## [TO DO]
Report how many lines of these entries hold the string "Matched"; reply with the number alone.

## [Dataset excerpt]
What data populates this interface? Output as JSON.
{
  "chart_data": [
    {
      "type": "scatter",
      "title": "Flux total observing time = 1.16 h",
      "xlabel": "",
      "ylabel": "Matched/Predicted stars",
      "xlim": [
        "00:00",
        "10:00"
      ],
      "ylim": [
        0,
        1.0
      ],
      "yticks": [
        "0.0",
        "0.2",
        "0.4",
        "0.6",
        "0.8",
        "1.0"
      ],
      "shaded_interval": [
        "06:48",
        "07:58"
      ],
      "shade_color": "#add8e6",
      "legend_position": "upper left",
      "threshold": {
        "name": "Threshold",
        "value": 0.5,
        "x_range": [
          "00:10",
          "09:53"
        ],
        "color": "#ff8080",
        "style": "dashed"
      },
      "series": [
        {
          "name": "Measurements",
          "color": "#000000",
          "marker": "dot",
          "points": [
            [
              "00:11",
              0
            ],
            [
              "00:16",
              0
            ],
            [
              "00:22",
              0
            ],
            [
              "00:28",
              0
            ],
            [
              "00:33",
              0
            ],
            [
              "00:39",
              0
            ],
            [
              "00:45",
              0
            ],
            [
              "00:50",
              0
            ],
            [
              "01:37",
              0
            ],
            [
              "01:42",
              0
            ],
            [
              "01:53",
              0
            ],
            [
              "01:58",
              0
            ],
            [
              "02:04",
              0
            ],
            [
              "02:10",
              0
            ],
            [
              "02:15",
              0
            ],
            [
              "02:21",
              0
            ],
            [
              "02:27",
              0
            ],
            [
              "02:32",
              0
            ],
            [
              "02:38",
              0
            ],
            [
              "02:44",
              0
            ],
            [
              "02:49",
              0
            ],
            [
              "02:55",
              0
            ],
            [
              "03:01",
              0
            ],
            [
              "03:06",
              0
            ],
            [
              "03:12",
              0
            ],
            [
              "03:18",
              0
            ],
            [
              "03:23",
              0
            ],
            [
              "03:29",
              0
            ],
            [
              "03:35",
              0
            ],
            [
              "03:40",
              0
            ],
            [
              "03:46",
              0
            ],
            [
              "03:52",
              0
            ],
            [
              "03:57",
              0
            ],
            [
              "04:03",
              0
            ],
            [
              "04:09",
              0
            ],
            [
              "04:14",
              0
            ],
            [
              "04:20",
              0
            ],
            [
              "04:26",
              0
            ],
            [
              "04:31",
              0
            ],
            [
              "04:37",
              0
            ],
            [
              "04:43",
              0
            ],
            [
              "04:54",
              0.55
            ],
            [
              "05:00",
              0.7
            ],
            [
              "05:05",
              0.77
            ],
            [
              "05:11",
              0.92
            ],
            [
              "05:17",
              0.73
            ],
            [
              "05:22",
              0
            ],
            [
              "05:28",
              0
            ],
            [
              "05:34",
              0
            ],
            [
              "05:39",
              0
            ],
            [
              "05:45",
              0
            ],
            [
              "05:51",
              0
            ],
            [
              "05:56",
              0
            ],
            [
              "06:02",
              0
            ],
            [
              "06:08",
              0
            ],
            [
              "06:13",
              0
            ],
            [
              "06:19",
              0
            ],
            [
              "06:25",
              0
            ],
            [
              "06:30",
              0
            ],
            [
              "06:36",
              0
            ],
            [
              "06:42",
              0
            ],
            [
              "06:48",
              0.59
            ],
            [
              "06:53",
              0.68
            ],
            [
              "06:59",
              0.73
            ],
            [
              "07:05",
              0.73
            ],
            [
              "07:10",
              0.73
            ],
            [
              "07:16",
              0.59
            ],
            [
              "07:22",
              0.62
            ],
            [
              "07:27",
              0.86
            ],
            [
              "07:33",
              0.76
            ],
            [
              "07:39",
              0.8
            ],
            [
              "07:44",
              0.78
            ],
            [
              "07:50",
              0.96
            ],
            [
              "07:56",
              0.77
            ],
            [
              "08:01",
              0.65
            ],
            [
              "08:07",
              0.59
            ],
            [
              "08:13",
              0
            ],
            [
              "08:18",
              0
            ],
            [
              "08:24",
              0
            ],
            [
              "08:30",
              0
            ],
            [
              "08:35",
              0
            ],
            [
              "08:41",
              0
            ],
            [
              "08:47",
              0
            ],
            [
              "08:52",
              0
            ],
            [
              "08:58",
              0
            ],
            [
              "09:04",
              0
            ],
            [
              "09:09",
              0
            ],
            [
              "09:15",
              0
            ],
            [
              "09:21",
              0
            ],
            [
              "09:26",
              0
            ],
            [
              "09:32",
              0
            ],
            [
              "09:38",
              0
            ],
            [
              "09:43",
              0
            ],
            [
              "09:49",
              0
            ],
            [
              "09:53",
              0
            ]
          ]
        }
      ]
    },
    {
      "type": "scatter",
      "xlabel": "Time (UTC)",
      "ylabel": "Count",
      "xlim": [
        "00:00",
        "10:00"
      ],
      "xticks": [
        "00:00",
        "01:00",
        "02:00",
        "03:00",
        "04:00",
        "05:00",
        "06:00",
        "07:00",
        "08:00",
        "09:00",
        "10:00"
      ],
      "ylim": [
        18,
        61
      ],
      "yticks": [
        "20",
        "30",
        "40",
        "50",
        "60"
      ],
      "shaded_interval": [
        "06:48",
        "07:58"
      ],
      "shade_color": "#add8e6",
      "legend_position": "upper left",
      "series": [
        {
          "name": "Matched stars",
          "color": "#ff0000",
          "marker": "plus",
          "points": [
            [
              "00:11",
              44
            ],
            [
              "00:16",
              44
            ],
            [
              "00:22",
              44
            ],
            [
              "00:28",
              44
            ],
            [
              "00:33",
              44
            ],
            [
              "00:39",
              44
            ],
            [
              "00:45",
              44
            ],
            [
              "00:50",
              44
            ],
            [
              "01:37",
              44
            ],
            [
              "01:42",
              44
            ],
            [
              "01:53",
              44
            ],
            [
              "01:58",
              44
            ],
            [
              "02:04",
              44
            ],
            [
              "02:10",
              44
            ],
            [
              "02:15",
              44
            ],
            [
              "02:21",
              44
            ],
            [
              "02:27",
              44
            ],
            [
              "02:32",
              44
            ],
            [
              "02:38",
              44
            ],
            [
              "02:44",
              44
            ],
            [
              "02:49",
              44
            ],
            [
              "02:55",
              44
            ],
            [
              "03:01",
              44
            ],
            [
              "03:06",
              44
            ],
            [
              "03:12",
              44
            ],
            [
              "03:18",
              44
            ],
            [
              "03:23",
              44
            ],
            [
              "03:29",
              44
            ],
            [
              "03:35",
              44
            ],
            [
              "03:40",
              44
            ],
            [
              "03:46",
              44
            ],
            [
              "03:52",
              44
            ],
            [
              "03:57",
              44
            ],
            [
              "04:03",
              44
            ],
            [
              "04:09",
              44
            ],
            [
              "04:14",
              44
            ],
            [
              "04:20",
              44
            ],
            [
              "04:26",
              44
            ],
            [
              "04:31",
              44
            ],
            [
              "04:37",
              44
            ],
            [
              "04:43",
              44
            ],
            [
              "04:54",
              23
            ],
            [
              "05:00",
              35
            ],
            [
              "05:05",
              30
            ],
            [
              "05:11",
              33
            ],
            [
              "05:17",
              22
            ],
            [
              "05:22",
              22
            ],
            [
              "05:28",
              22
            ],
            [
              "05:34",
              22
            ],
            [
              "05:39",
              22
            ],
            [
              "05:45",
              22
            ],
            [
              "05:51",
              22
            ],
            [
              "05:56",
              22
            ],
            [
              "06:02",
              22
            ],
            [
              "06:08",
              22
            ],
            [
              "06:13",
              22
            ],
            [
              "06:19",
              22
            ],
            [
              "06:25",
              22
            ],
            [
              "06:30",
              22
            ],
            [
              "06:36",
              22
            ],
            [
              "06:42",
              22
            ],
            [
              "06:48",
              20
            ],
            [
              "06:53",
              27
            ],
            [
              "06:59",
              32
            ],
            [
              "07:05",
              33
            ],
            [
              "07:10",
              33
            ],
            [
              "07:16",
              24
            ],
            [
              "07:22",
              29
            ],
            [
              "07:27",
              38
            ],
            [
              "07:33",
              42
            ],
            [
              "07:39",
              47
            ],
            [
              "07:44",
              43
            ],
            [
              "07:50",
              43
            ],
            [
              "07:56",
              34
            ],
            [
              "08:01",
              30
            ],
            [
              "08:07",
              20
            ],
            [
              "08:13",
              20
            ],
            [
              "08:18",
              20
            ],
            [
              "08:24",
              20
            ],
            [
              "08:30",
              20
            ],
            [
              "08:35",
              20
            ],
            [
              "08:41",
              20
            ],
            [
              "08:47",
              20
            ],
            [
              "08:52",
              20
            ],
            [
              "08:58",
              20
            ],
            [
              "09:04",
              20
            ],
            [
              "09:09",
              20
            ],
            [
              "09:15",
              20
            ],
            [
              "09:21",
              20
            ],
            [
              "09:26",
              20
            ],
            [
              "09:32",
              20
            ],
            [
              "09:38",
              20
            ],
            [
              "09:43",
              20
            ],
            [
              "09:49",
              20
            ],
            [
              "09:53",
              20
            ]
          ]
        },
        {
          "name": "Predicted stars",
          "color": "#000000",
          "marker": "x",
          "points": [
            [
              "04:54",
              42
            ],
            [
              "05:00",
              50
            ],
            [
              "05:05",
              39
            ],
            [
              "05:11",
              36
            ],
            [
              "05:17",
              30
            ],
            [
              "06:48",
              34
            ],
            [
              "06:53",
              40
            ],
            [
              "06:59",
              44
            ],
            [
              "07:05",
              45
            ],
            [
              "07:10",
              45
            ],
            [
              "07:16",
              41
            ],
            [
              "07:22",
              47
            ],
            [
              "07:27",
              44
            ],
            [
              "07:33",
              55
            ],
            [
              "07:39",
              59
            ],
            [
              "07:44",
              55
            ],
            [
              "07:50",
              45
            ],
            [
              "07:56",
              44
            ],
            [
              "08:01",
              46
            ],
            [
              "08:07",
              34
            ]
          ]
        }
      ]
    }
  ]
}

## [RESPONSE TO THIS EXERCISE]
2